━━ Provided text
Cannot debug Annotation Data to Train NER model.

I am training a model with around 100k annotations using the train ner recipe.
On the first iteration I get the following error;

ValueError: [E024] Could not find an optimal move to supervise the parser. Usually, this means that the model can't be updated in a way that's valid and satisfies the correct annotations specified in the GoldParse...
... For details, run:
python -m spacy debug-data --help

Based on this support inquiry, I understand i need to check there are no entity spans with leading/trailing white spaces, so i create a json-files (not jsonl files) using db-out . Then, as suggest by the above error, I run debug-data.

$ python -m spacy debug-data ja ./train.json ./dev.json -b ./models/my_model/

This gives me the following error:

=========================== Data format validation ===========================
✘ Training data cannot be loaded: too many values to unpack (expected 2)
✘ Development data cannot be loaded: too many values to unpack (expected 2)

Below is a sample document from my annotation data.

{"meta":{"file":"/file1.json","pattern":""},"text":" シンガポール滞在中","spans":[{"start":1,"end":7,"label":"LOCATION"}]}

I believe I have correctly formatted the data to run debug-data, but is there something i have missed?

I just looked in to the initial problem (ValueError: [E024]) and checked for any leading/trailing whitespace or punctuation characters (!"#$%&'()*+, -./:;<=>?@[]^_`{|}~) in all entities.

I just confirmed that none of the entities have leading/trailing whitespace, but some have entities punctutation characters in them.

The second condition seems a bit restrictive, since this would mean that a DISTANCE entity with value "2.5km" cannot be trained on, right?

My first guess for why prodigy train is failing like this would be that there's a mismatch between the tokenizer used during annotation and the one used during training. What tokenizer are you using for Japanese?

Use prodigy data-to-spacy to export the data directly to spacy's training JSON training format: https://prodi.gy/docs/recipes#data-to-spacy . The format for spacy debug-data should look like this training-data.json with BILUO tags as the "ner" values under each token.

I think entities with leading and trailing whitespace are invalid, but punctuation is only a problem when it's a separate token at the beginning or end of an entity (which isn't the case for 2.5km) and you've also enabled a training option to add noise. As long as you don't enable the option to add noise to the training data, it should be fine. (One of the methods that adds noise can replace punctuation with whitespace and this leads to the invalid whitespace issue.) In any case, the debug-data output should have a warning if this is relevant for your data.

My NER data is annotated using third party software, and I am using ginza when training, so it's possible that there is a mismatch between the tokenizer used for annotation and that of training.

That said , when I run prodigy train I see the following warning message appear several times, which tells me that any misaligned entities will be ignored, so I would expect prodigy to be able to train a model without any problem, since any mismatches are being dropped when training.
━━━━
━━ Entries supplied
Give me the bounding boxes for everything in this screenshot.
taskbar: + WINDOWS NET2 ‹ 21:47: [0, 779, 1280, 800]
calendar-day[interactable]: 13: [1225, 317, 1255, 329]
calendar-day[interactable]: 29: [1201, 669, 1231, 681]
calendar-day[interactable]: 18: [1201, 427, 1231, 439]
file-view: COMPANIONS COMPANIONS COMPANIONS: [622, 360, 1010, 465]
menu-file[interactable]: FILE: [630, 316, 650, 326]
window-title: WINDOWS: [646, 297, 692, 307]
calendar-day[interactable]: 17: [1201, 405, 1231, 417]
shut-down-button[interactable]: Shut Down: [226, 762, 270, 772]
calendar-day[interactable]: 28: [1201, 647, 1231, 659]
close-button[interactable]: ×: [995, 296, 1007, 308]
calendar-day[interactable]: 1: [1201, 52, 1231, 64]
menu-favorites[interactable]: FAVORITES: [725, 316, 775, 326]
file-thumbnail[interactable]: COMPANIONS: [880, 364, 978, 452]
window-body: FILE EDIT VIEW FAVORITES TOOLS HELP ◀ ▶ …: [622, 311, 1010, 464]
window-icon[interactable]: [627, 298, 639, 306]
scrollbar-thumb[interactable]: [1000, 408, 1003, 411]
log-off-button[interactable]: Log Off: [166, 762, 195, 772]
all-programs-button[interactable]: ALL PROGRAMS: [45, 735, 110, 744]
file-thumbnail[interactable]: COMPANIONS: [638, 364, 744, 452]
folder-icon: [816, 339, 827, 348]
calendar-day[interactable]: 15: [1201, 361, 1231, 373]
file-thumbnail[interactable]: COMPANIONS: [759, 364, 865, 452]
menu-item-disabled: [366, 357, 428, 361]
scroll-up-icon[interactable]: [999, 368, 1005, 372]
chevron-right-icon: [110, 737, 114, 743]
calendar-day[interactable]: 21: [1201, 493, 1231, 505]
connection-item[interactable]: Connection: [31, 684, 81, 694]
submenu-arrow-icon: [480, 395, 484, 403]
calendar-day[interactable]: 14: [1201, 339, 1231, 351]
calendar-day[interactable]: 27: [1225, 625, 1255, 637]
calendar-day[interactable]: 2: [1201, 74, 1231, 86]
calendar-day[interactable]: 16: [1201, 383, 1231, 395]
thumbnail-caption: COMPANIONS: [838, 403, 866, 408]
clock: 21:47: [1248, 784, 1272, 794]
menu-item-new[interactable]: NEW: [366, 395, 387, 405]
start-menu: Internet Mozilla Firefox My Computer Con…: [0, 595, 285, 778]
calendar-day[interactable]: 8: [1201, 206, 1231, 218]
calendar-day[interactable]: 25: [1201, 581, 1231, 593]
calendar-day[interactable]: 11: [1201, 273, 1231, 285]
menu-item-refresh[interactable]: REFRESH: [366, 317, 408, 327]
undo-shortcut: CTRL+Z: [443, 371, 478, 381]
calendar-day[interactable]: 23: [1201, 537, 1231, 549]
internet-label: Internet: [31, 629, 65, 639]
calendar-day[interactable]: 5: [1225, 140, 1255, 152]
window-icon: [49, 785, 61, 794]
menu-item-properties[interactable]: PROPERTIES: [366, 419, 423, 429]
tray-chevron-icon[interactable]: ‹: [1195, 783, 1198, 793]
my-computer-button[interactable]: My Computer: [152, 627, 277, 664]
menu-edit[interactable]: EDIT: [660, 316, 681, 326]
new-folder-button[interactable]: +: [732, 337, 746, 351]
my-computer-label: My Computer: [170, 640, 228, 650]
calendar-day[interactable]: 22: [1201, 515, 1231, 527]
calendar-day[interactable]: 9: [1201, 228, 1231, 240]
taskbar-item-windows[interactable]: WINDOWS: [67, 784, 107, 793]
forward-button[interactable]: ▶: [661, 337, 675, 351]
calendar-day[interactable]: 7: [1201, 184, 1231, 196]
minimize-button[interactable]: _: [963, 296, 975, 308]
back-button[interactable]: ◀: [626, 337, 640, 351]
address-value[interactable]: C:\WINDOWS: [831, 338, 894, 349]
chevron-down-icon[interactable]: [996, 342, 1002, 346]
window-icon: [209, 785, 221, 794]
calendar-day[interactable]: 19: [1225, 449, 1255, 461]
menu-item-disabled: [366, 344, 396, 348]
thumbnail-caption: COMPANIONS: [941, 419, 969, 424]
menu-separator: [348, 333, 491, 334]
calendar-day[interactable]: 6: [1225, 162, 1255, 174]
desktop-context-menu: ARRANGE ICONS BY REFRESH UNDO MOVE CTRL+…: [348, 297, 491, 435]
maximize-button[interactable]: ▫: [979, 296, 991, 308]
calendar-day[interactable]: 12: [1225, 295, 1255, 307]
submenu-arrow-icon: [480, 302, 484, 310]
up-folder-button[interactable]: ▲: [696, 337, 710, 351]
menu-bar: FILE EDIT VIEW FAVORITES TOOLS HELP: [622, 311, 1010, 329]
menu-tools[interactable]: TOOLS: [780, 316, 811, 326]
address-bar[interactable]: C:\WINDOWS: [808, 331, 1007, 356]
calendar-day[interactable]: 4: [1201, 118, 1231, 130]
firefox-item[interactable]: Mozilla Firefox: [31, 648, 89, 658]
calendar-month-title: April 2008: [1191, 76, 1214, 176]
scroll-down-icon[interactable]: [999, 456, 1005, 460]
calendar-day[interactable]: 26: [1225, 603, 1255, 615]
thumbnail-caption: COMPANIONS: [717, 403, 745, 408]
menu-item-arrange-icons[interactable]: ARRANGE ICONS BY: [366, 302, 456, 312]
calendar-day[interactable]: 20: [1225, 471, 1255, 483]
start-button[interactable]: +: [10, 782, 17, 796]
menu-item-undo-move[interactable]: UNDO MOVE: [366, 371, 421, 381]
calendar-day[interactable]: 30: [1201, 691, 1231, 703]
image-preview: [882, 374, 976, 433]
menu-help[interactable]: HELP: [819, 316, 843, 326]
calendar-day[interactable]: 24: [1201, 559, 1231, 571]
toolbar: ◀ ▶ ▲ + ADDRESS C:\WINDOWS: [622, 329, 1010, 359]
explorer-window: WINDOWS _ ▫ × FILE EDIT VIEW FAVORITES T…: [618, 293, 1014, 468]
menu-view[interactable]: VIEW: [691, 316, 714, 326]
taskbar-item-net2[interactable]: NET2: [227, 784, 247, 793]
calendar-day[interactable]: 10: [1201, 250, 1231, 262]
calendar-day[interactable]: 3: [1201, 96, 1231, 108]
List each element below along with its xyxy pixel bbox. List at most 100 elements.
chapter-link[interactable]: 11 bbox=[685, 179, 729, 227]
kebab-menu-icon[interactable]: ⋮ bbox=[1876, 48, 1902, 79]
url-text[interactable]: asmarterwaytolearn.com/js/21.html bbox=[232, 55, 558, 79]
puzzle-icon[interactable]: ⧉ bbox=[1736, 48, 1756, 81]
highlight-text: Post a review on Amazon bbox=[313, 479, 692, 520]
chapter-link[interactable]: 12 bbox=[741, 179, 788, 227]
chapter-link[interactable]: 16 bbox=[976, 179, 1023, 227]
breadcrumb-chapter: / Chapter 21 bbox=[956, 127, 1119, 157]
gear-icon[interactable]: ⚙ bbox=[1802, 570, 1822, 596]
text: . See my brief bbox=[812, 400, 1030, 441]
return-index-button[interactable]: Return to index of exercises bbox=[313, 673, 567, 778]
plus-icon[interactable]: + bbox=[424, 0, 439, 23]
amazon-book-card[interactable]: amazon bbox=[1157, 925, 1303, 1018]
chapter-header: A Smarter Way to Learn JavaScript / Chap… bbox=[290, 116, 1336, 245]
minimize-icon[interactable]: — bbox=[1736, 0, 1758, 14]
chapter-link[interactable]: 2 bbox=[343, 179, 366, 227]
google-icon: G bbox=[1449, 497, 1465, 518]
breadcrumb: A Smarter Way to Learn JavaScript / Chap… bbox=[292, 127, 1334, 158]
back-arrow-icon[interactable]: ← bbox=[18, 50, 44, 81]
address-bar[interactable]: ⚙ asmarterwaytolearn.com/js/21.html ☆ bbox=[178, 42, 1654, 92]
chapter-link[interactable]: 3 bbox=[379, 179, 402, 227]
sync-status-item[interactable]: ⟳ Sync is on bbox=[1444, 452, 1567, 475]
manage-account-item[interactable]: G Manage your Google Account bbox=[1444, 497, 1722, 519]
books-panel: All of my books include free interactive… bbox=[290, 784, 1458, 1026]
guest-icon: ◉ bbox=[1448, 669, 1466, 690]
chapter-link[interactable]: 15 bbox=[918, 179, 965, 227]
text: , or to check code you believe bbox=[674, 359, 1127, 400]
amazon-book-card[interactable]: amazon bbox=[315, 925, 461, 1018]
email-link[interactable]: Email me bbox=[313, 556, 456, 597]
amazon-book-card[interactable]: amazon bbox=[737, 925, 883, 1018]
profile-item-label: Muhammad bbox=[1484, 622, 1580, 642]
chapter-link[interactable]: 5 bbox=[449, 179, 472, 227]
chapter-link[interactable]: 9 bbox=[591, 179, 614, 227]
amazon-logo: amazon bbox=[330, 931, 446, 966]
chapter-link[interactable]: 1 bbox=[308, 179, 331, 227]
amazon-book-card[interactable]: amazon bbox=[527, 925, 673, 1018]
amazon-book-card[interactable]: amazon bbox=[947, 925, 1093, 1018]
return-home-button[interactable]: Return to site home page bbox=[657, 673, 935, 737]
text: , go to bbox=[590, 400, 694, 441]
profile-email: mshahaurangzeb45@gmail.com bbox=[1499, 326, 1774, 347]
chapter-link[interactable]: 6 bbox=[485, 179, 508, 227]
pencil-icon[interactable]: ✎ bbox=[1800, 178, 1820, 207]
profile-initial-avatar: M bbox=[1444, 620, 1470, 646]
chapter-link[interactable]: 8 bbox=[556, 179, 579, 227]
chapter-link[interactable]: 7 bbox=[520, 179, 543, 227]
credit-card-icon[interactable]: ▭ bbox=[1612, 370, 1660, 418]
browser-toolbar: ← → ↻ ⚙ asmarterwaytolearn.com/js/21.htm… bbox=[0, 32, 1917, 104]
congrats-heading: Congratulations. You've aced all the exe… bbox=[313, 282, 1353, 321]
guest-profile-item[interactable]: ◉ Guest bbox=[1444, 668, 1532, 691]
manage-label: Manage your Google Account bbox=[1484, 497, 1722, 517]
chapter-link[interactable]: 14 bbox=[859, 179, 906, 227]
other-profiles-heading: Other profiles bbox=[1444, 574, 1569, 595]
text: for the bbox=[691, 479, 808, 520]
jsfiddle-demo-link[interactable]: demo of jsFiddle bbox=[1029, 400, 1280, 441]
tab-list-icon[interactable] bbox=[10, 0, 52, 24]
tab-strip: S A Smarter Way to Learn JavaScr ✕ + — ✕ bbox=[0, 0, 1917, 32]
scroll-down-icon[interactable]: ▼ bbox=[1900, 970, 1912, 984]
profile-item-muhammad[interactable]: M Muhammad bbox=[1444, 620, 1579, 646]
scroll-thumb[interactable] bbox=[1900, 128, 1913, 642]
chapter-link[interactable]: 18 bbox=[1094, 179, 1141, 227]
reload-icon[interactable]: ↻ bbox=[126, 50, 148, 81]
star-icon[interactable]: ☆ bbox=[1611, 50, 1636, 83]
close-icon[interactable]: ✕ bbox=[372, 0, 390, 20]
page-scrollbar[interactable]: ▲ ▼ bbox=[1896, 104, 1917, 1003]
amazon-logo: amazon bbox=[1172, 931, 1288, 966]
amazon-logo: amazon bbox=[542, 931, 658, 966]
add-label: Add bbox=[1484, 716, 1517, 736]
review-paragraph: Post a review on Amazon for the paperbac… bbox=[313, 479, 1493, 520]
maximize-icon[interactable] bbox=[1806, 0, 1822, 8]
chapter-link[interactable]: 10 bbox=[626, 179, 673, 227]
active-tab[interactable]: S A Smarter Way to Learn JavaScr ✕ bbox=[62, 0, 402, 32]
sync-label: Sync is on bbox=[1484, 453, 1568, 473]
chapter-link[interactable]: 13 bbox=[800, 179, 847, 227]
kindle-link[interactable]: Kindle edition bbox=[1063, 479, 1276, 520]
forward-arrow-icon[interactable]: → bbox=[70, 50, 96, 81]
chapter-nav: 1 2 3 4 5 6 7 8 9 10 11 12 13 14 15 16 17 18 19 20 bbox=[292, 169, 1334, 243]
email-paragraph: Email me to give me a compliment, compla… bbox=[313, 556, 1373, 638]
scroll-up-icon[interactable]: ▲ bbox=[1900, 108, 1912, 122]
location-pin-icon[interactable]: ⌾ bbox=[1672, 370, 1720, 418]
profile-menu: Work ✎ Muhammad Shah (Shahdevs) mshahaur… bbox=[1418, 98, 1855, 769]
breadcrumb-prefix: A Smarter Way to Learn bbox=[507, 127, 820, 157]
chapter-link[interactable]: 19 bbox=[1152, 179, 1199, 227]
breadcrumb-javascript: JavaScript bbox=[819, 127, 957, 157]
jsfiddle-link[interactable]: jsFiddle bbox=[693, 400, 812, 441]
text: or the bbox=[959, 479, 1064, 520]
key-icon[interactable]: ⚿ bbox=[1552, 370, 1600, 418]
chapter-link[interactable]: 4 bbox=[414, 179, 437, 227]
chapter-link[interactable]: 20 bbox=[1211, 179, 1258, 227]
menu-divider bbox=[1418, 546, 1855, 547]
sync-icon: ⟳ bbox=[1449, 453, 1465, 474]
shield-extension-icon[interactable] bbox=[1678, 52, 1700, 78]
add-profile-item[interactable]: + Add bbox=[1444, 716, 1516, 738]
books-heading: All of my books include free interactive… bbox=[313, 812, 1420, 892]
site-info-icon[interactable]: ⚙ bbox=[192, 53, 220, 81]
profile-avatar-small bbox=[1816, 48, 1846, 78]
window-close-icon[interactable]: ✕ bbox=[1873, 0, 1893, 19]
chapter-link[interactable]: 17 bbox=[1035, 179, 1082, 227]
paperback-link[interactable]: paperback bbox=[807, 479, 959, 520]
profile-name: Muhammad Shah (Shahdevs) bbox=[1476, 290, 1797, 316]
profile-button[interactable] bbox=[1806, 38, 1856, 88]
━━━━
## Directives
**A.** Translate this sentence from the forum thread on NER training into Spanish: "As long as you don't enable the option to add noise to the training data, it should be fine."
**B.** Write the next part of the forum thread about the NER training error, starting after its last sentence.
The material was taken from a different source.

## Expected results
**A.** Mientras no actives la opción de añadir ruido a los datos de entrenamiento, debería estar bien.

**B.**
/lib/python3.6/site-packages/prodigy/recipes/train.py:453: UserWarning: [W030] Some entities could not be aligned in the text "11月の大相撲九州場所で初優勝し、初場所(来年1月13日初日・両国国技館)で新関脇に昇進した貴景勝が..." with entities "[(0, 3, 'TEMPORAL:DATE'), (7, 9, 'LOCATION'), (23,...". Use `spacy.gold.biluo_tags_from_offsets(nlp.make_doc(text), entities)` to check the alignment. Misaligned entities ('-') will be ignored during training.

When running prodigy data-to-spacy, using the below, I get a similar message as well, but another error appears, asking for a component to be added. This also the case if I replace ginza with spacy's ja_core_news_lg.

prodigy data-to-spacy ./ner.spacy.json ./ner.spacy.eval.json -l ja -n ner_table -m ./models/ja_ginza/

...
python3.6/site-packages/prodigy/recipes/train.py:453: UserWarning: [W030] Some entities could not be aligned in the text "遊園地のアトラクション(遊戯施設)における待ち時間を高精度で再現するモデル..." with entities "[(1, 4, 'ORGANIZATION'), (147, 157, 'ORGANIZATION'...". Use `spacy.gold.biluo_tags_from_offsets(nlp.make_doc(text), entities)` to check the alignment. Misaligned entities ('-') will be ignored during training.
...

ValueError: [E030] Sentence boundaries unset. You can add the 'sentencizer' component to the pipeline with: nlp.add_pipe(nlp.create_pipe('sentencizer')) Alternatively, add the dependency parser, or set sentence boundaries by setting doc[i].is_sent_start.

To be able to export the data, you can load models/ja_ginza and add a sentencizer with:

import spacy
nlp = spacy.load("models/ja_ginza")
nlp.add_pipe(nlp.create_pipe("sentencizer"))
nlp.to_disk("/path/to/ja_ginza_sentencizer")

But if your annotation comes from another source and you're using ginza or ja_core_news_sm (both use sudachipy, I think?) then this mismatch is probably the source of the "no optimal move" error. My guess is that most of your annotation is being discarded because it doesn't line up with the sudachipy tokens.

You'll need a spacy model with a tokenizer that produces the same tokenization as used in your annotation (or very close) to be able to train a useful model. For most of our models we try to get the tokenization accuracy to at least 99%. For Chinese it's only 95% and even this difference can have a very large impact on the accuracy of the trained components.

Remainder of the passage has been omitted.